(Items listed in a dataset)
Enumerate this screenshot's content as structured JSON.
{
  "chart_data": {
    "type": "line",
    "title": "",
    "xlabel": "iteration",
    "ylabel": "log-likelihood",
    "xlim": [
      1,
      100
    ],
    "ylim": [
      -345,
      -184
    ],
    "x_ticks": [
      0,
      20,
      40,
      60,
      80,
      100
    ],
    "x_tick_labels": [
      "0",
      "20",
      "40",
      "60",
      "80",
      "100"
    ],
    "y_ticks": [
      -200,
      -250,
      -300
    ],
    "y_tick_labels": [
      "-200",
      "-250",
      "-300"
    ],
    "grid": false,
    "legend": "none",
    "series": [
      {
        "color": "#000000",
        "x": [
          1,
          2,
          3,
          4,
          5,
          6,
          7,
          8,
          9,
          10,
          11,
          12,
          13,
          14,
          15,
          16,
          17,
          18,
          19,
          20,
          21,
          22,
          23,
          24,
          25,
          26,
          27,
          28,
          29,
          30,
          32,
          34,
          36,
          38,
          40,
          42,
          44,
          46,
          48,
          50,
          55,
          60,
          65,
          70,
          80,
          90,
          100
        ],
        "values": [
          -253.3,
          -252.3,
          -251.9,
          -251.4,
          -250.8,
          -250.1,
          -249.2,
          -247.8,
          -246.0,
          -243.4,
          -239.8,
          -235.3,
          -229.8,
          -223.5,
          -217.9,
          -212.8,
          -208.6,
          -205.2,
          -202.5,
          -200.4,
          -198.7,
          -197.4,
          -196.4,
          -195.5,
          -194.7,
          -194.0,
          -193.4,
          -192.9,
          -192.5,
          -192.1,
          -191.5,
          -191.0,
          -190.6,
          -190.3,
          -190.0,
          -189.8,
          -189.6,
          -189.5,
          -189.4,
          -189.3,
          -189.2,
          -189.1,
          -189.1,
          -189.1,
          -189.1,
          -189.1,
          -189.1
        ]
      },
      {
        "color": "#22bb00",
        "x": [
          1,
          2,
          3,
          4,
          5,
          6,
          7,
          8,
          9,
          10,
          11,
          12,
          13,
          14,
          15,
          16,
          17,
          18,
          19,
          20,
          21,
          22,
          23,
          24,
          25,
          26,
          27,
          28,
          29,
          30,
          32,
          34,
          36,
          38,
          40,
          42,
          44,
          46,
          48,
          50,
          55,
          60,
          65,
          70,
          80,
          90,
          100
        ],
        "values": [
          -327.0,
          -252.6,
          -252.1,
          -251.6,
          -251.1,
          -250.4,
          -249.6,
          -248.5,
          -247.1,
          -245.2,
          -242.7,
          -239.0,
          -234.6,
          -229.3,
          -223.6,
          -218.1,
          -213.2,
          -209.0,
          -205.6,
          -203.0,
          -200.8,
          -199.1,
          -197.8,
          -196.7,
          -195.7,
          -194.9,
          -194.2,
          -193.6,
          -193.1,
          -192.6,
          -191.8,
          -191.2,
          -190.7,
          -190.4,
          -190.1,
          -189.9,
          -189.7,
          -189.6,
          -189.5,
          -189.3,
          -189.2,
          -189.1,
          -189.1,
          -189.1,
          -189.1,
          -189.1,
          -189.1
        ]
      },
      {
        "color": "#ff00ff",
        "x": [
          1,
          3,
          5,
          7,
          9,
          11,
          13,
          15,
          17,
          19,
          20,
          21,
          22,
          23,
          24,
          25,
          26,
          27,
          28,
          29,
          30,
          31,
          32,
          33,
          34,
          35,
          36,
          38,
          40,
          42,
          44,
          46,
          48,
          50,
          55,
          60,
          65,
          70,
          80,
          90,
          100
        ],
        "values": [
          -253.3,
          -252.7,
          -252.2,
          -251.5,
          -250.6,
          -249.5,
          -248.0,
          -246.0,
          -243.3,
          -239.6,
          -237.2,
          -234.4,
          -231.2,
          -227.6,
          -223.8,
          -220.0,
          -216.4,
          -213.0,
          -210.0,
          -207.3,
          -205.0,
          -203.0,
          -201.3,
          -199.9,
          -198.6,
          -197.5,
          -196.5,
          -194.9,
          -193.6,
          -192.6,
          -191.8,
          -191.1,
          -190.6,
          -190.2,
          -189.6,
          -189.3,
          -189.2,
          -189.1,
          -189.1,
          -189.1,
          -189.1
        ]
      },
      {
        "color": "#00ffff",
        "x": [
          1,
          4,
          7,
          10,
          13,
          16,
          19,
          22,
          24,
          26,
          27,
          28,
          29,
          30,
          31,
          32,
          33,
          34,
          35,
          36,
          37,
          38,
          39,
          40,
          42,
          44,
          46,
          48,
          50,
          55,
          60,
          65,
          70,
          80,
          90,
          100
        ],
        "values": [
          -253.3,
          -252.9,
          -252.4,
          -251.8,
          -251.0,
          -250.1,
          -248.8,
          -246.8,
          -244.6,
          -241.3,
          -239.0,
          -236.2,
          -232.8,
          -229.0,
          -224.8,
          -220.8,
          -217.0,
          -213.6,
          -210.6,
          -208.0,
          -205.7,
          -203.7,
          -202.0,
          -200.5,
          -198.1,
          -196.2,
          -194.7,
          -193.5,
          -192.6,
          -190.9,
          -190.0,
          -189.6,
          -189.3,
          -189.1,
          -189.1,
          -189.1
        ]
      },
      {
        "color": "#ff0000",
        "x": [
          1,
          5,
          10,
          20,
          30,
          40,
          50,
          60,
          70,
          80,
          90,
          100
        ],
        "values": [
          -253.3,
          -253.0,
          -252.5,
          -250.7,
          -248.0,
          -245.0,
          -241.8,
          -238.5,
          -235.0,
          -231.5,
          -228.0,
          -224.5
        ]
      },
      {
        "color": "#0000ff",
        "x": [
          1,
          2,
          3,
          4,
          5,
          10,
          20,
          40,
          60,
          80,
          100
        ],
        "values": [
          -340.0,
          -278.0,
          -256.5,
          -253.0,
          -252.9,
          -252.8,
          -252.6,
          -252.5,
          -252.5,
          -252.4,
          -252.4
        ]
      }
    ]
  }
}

Aim:
State, as a bare number, how many lines of the listing hold the word "color".

Response to this exercise:
6